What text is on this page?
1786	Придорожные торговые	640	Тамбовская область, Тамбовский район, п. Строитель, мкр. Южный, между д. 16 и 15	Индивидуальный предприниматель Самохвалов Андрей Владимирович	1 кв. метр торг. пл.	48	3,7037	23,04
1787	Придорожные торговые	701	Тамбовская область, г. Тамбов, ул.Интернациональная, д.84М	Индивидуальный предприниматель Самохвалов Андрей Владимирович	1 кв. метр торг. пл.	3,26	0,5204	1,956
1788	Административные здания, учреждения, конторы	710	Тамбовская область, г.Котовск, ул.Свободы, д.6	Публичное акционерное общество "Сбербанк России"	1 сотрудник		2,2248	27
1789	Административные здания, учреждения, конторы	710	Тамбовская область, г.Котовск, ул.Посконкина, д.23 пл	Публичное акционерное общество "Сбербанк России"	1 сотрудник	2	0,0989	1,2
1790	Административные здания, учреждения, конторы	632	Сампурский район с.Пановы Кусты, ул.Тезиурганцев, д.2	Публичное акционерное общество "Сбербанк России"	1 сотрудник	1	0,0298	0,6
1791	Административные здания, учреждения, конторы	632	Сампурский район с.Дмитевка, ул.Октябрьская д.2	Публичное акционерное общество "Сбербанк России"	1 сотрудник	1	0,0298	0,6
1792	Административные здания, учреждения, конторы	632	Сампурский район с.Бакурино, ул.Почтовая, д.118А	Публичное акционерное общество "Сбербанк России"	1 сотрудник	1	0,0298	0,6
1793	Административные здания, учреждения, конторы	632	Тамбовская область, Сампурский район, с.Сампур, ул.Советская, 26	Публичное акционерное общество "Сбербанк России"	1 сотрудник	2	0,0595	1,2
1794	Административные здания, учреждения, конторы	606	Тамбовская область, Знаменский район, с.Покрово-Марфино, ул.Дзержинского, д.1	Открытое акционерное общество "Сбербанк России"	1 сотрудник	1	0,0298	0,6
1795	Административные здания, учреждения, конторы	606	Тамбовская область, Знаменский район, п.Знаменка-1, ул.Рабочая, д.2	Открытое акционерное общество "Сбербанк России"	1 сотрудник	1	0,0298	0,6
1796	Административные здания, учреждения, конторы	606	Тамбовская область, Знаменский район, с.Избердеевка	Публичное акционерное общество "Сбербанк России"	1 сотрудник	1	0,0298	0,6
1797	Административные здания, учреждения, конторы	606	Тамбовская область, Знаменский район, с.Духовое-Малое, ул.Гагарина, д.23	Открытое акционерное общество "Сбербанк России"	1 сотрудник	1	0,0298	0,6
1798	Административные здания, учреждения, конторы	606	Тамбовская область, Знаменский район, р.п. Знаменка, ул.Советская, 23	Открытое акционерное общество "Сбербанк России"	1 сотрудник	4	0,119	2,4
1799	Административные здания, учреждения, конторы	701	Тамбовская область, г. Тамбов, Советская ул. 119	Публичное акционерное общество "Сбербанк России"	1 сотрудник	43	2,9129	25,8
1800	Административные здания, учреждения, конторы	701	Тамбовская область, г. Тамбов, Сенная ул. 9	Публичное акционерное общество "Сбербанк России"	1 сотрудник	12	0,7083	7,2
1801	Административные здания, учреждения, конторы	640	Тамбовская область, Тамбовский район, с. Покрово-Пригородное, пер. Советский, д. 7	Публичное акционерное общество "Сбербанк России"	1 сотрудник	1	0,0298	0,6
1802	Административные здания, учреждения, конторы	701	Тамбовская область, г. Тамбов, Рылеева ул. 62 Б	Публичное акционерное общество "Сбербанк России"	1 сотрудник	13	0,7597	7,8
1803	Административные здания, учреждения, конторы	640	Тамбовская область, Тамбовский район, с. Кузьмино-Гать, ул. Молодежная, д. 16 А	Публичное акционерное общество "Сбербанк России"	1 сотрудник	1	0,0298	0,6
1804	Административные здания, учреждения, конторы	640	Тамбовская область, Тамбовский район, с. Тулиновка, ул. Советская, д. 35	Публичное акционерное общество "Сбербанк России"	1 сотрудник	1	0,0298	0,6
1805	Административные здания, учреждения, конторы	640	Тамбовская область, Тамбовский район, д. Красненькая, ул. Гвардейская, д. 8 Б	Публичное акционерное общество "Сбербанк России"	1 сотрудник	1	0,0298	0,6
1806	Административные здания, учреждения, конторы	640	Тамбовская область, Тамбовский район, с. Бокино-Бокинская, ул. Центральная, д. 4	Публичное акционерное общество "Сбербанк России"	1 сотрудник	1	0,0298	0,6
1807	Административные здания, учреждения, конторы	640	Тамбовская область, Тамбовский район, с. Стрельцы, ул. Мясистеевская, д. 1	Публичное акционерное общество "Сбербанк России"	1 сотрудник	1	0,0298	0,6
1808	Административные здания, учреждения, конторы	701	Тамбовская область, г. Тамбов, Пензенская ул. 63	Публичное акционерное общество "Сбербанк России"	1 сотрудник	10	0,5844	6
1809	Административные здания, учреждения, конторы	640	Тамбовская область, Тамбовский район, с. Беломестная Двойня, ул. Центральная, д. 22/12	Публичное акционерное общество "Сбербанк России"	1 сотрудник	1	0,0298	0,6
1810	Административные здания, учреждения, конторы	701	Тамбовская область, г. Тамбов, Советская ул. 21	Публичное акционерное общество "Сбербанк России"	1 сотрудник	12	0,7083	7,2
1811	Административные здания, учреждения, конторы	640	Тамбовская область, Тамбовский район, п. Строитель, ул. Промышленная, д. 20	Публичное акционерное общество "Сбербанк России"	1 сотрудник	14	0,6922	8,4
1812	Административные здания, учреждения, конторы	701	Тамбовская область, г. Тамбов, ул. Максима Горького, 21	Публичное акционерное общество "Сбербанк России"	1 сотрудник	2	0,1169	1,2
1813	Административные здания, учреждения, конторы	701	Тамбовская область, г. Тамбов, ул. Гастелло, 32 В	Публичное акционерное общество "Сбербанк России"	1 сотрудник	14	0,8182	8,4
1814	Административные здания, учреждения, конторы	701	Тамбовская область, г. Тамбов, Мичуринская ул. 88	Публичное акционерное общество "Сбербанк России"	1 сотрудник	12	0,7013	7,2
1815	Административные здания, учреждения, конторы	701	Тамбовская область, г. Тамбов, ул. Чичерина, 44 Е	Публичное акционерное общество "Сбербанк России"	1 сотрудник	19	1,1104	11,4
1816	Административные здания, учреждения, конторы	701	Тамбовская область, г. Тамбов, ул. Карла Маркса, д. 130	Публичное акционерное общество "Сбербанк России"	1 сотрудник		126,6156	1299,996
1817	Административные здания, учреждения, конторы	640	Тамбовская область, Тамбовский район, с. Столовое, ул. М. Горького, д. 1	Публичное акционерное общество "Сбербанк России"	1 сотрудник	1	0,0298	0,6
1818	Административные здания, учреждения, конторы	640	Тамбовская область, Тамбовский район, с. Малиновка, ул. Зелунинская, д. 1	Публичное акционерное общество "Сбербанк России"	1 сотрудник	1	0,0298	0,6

TASK TO COMPLETE >>
Extract every line of the records above that contains the word "Покрово".

FULL OUTPUT >>
1794	Административные здания, учреждения, конторы	606	Тамбовская область, Знаменский район, с.Покрово-Марфино, ул.Дзержинского, д.1	Открытое акционерное общество "Сбербанк России"	1 сотрудник	1	0,0298	0,6
1801	Административные здания, учреждения, конторы	640	Тамбовская область, Тамбовский район, с. Покрово-Пригородное, пер. Советский, д. 7	Публичное акционерное общество "Сбербанк России"	1 сотрудник	1	0,0298	0,6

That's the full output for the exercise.